* **Task to complete**: Count the lines in the records below that contain the word "rigorous", and reply with only that number.

Records from a dataset
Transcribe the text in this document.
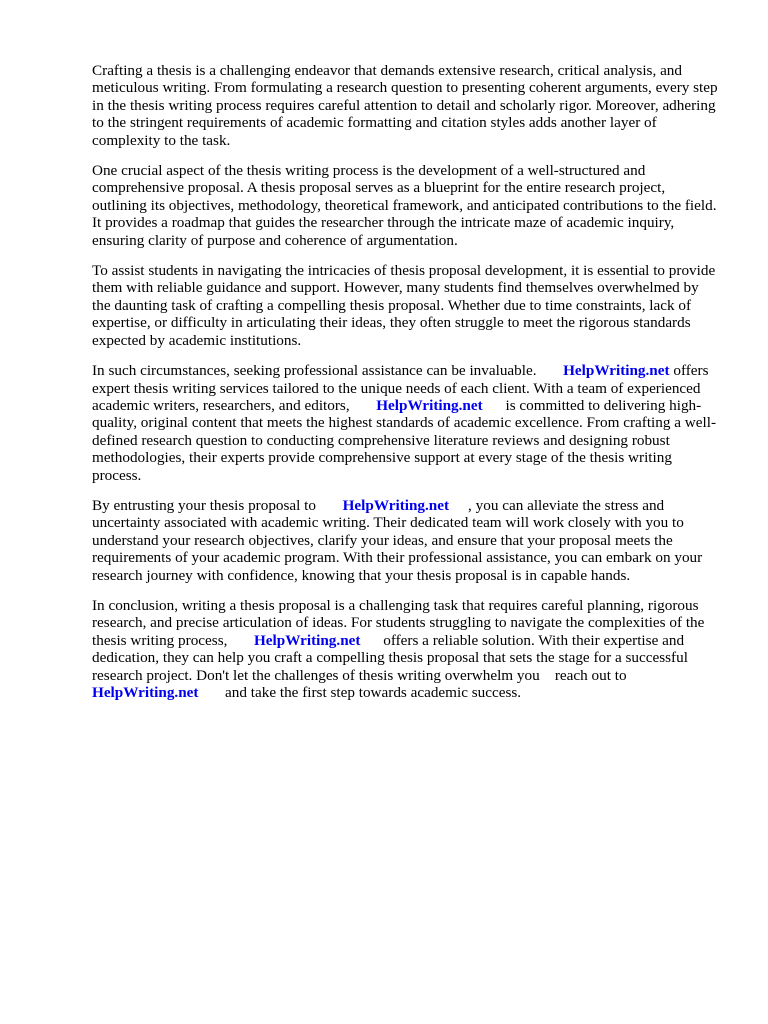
Crafting a thesis is a challenging endeavor that demands extensive research, critical analysis, and meticulous writing. From formulating a research question to presenting coherent arguments, every step in the thesis writing process requires careful attention to detail and scholarly rigor. Moreover, adhering to the stringent requirements of academic formatting and citation styles adds another layer of complexity to the task.

One crucial aspect of the thesis writing process is the development of a well-structured and comprehensive proposal. A thesis proposal serves as a blueprint for the entire research project, outlining its objectives, methodology, theoretical framework, and anticipated contributions to the field. It provides a roadmap that guides the researcher through the intricate maze of academic inquiry, ensuring clarity of purpose and coherence of argumentation.

To assist students in navigating the intricacies of thesis proposal development, it is essential to provide them with reliable guidance and support. However, many students find themselves overwhelmed by the daunting task of crafting a compelling thesis proposal. Whether due to time constraints, lack of expertise, or difficulty in articulating their ideas, they often struggle to meet the rigorous standards expected by academic institutions.

In such circumstances, seeking professional assistance can be invaluable. HelpWriting.net offers expert thesis writing services tailored to the unique needs of each client. With a team of experienced academic writers, researchers, and editors, HelpWriting.net is committed to delivering high-quality, original content that meets the highest standards of academic excellence. From crafting a well-defined research question to conducting comprehensive literature reviews and designing robust methodologies, their experts provide comprehensive support at every stage of the thesis writing process.

By entrusting your thesis proposal to HelpWriting.net , you can alleviate the stress and uncertainty associated with academic writing. Their dedicated team will work closely with you to understand your research objectives, clarify your ideas, and ensure that your proposal meets the requirements of your academic program. With their professional assistance, you can embark on your research journey with confidence, knowing that your thesis proposal is in capable hands.

In conclusion, writing a thesis proposal is a challenging task that requires careful planning, rigorous research, and precise articulation of ideas. For students struggling to navigate the complexities of the thesis writing process, HelpWriting.net offers a reliable solution. With their expertise and dedication, they can help you craft a compelling thesis proposal that sets the stage for a successful research project. Don't let the challenges of thesis writing overwhelm you reach out to HelpWriting.net and take the first step towards academic success.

* **Correct response**: 2